■ **DESCRIPTION OF THE TASK**
The entries below should be given again exactly, minus their pictures.

(Figure dataset records)
* Begin *

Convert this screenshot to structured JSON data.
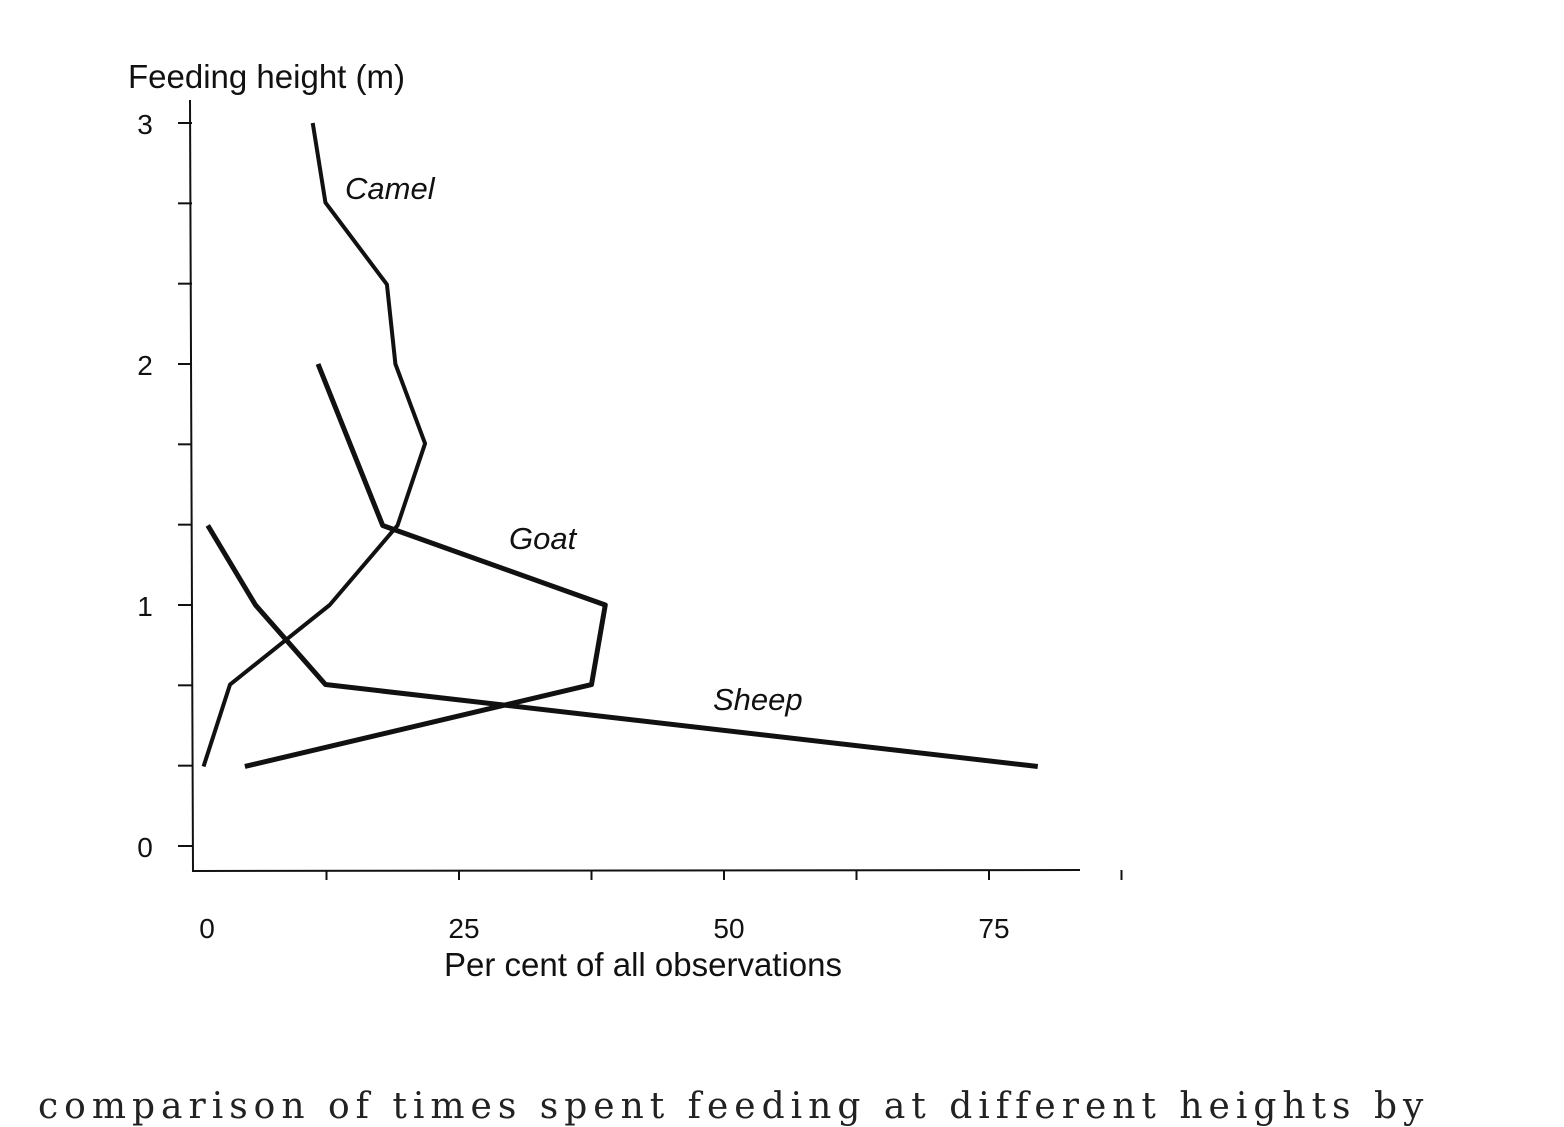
{
  "chart_data": {
    "type": "line",
    "orientation": "vertical-profile",
    "ylabel": "Feeding height (m)",
    "xlabel": "Per cent of all observations",
    "xlim": [
      0,
      80
    ],
    "ylim": [
      0,
      3
    ],
    "x_ticks": [
      0,
      25,
      50,
      75
    ],
    "y_ticks": [
      0,
      1,
      2,
      3
    ],
    "grid": false,
    "series": [
      {
        "name": "Camel",
        "points": [
          [
            11.2,
            3.0
          ],
          [
            12.4,
            2.67
          ],
          [
            18.2,
            2.33
          ],
          [
            19.0,
            2.0
          ],
          [
            21.8,
            1.67
          ],
          [
            19.2,
            1.33
          ],
          [
            12.8,
            1.0
          ],
          [
            3.4,
            0.67
          ],
          [
            0.9,
            0.33
          ]
        ]
      },
      {
        "name": "Goat",
        "points": [
          [
            11.7,
            2.0
          ],
          [
            17.8,
            1.33
          ],
          [
            38.8,
            1.0
          ],
          [
            37.5,
            0.67
          ],
          [
            4.8,
            0.33
          ]
        ]
      },
      {
        "name": "Sheep",
        "points": [
          [
            1.3,
            1.33
          ],
          [
            5.8,
            1.0
          ],
          [
            12.4,
            0.67
          ],
          [
            79.6,
            0.33
          ]
        ]
      }
    ]
  },
  "caption": "comparison of times spent feeding at different heights by"
}
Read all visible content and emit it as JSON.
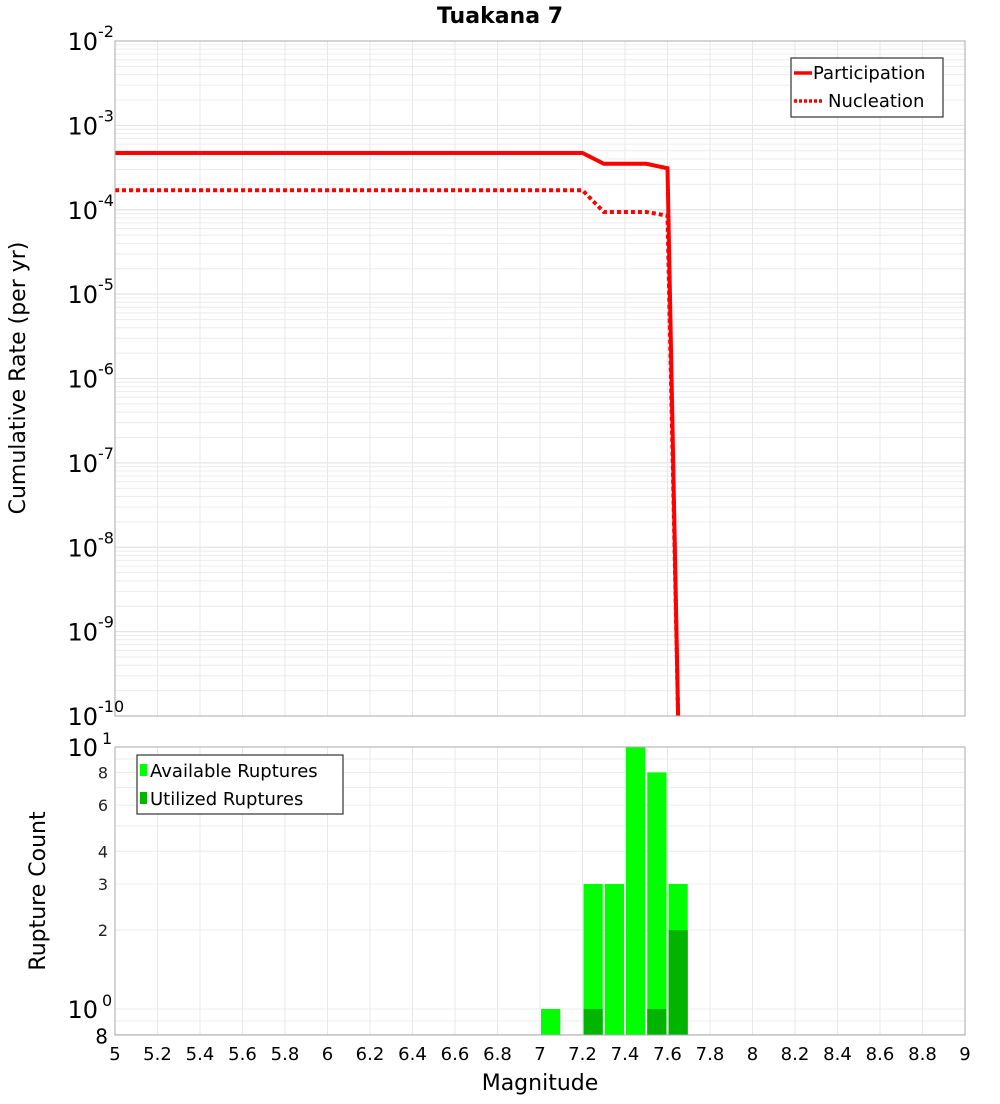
{
  "chart_data": [
    {
      "type": "line",
      "title": "Tuakana 7",
      "xlabel": "",
      "ylabel": "Cumulative Rate (per yr)",
      "xlim": [
        5,
        9
      ],
      "ylim": [
        1e-10,
        0.01
      ],
      "yscale": "log",
      "grid": true,
      "legend_position": "upper right",
      "y_tick_labels": [
        {
          "base": "10",
          "exp": "-2",
          "value": -2
        },
        {
          "base": "10",
          "exp": "-3",
          "value": -3
        },
        {
          "base": "10",
          "exp": "-4",
          "value": -4
        },
        {
          "base": "10",
          "exp": "-5",
          "value": -5
        },
        {
          "base": "10",
          "exp": "-6",
          "value": -6
        },
        {
          "base": "10",
          "exp": "-7",
          "value": -7
        },
        {
          "base": "10",
          "exp": "-8",
          "value": -8
        },
        {
          "base": "10",
          "exp": "-9",
          "value": -9
        },
        {
          "base": "10",
          "exp": "-10",
          "value": -10
        }
      ],
      "series": [
        {
          "name": "Participation",
          "color": "#ff0000",
          "style": "solid",
          "x": [
            5.0,
            7.2,
            7.3,
            7.5,
            7.6,
            7.65
          ],
          "y": [
            0.00047,
            0.00047,
            0.00035,
            0.00035,
            0.00031,
            1e-10
          ]
        },
        {
          "name": "Nucleation",
          "color": "#ff0000",
          "style": "dotted",
          "x": [
            5.0,
            7.2,
            7.3,
            7.5,
            7.6,
            7.65
          ],
          "y": [
            0.00017,
            0.00017,
            9.4e-05,
            9.4e-05,
            8.5e-05,
            1e-10
          ]
        }
      ]
    },
    {
      "type": "bar",
      "title": "",
      "xlabel": "Magnitude",
      "ylabel": "Rupture Count",
      "xlim": [
        5,
        9
      ],
      "ylim": [
        0.8,
        10
      ],
      "yscale": "log",
      "grid": true,
      "legend_position": "upper left",
      "x_tick_labels": [
        "5",
        "5.2",
        "5.4",
        "5.6",
        "5.8",
        "6",
        "6.2",
        "6.4",
        "6.6",
        "6.8",
        "7",
        "7.2",
        "7.4",
        "7.6",
        "7.8",
        "8",
        "8.2",
        "8.4",
        "8.6",
        "8.8",
        "9"
      ],
      "y_tick_labels_major": [
        {
          "base": "10",
          "exp": "1",
          "value": 10
        },
        {
          "base": "10",
          "exp": "0",
          "value": 1
        }
      ],
      "y_tick_labels_minor": [
        {
          "label": "8",
          "value": 8
        },
        {
          "label": "6",
          "value": 6
        },
        {
          "label": "4",
          "value": 4
        },
        {
          "label": "3",
          "value": 3
        },
        {
          "label": "2",
          "value": 2
        },
        {
          "label": "8",
          "value": 0.8
        }
      ],
      "bin_width": 0.1,
      "categories": [
        7.05,
        7.25,
        7.35,
        7.45,
        7.55,
        7.65
      ],
      "series": [
        {
          "name": "Available Ruptures",
          "color": "#00ff00",
          "values": [
            1,
            3,
            3,
            10,
            8,
            3
          ]
        },
        {
          "name": "Utilized Ruptures",
          "color": "#00b400",
          "values": [
            0,
            1,
            0,
            0,
            1,
            2
          ]
        }
      ]
    }
  ]
}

* End *

■ **CORRECT ANSWER**
Convert this screenshot to structured JSON data.
{
  "chart_data": {
    "type": "line",
    "orientation": "vertical-profile",
    "ylabel": "Feeding height (m)",
    "xlabel": "Per cent of all observations",
    "xlim": [
      0,
      80
    ],
    "ylim": [
      0,
      3
    ],
    "x_ticks": [
      0,
      25,
      50,
      75
    ],
    "y_ticks": [
      0,
      1,
      2,
      3
    ],
    "grid": false,
    "series": [
      {
        "name": "Camel",
        "points": [
          [
            11.2,
            3.0
          ],
          [
            12.4,
            2.67
          ],
          [
            18.2,
            2.33
          ],
          [
            19.0,
            2.0
          ],
          [
            21.8,
            1.67
          ],
          [
            19.2,
            1.33
          ],
          [
            12.8,
            1.0
          ],
          [
            3.4,
            0.67
          ],
          [
            0.9,
            0.33
          ]
        ]
      },
      {
        "name": "Goat",
        "points": [
          [
            11.7,
            2.0
          ],
          [
            17.8,
            1.33
          ],
          [
            38.8,
            1.0
          ],
          [
            37.5,
            0.67
          ],
          [
            4.8,
            0.33
          ]
        ]
      },
      {
        "name": "Sheep",
        "points": [
          [
            1.3,
            1.33
          ],
          [
            5.8,
            1.0
          ],
          [
            12.4,
            0.67
          ],
          [
            79.6,
            0.33
          ]
        ]
      }
    ]
  },
  "caption": "comparison of times spent feeding at different heights by"
}
Read all visible content and emit it as JSON.
{
  "chart_data": [
    {
      "type": "line",
      "title": "Tuakana 7",
      "xlabel": "",
      "ylabel": "Cumulative Rate (per yr)",
      "xlim": [
        5,
        9
      ],
      "ylim": [
        1e-10,
        0.01
      ],
      "yscale": "log",
      "grid": true,
      "legend_position": "upper right",
      "y_tick_labels": [
        {
          "base": "10",
          "exp": "-2",
          "value": -2
        },
        {
          "base": "10",
          "exp": "-3",
          "value": -3
        },
        {
          "base": "10",
          "exp": "-4",
          "value": -4
        },
        {
          "base": "10",
          "exp": "-5",
          "value": -5
        },
        {
          "base": "10",
          "exp": "-6",
          "value": -6
        },
        {
          "base": "10",
          "exp": "-7",
          "value": -7
        },
        {
          "base": "10",
          "exp": "-8",
          "value": -8
        },
        {
          "base": "10",
          "exp": "-9",
          "value": -9
        },
        {
          "base": "10",
          "exp": "-10",
          "value": -10
        }
      ],
      "series": [
        {
          "name": "Participation",
          "color": "#ff0000",
          "style": "solid",
          "x": [
            5.0,
            7.2,
            7.3,
            7.5,
            7.6,
            7.65
          ],
          "y": [
            0.00047,
            0.00047,
            0.00035,
            0.00035,
            0.00031,
            1e-10
          ]
        },
        {
          "name": "Nucleation",
          "color": "#ff0000",
          "style": "dotted",
          "x": [
            5.0,
            7.2,
            7.3,
            7.5,
            7.6,
            7.65
          ],
          "y": [
            0.00017,
            0.00017,
            9.4e-05,
            9.4e-05,
            8.5e-05,
            1e-10
          ]
        }
      ]
    },
    {
      "type": "bar",
      "title": "",
      "xlabel": "Magnitude",
      "ylabel": "Rupture Count",
      "xlim": [
        5,
        9
      ],
      "ylim": [
        0.8,
        10
      ],
      "yscale": "log",
      "grid": true,
      "legend_position": "upper left",
      "x_tick_labels": [
        "5",
        "5.2",
        "5.4",
        "5.6",
        "5.8",
        "6",
        "6.2",
        "6.4",
        "6.6",
        "6.8",
        "7",
        "7.2",
        "7.4",
        "7.6",
        "7.8",
        "8",
        "8.2",
        "8.4",
        "8.6",
        "8.8",
        "9"
      ],
      "y_tick_labels_major": [
        {
          "base": "10",
          "exp": "1",
          "value": 10
        },
        {
          "base": "10",
          "exp": "0",
          "value": 1
        }
      ],
      "y_tick_labels_minor": [
        {
          "label": "8",
          "value": 8
        },
        {
          "label": "6",
          "value": 6
        },
        {
          "label": "4",
          "value": 4
        },
        {
          "label": "3",
          "value": 3
        },
        {
          "label": "2",
          "value": 2
        },
        {
          "label": "8",
          "value": 0.8
        }
      ],
      "bin_width": 0.1,
      "categories": [
        7.05,
        7.25,
        7.35,
        7.45,
        7.55,
        7.65
      ],
      "series": [
        {
          "name": "Available Ruptures",
          "color": "#00ff00",
          "values": [
            1,
            3,
            3,
            10,
            8,
            3
          ]
        },
        {
          "name": "Utilized Ruptures",
          "color": "#00b400",
          "values": [
            0,
            1,
            0,
            0,
            1,
            2
          ]
        }
      ]
    }
  ]
}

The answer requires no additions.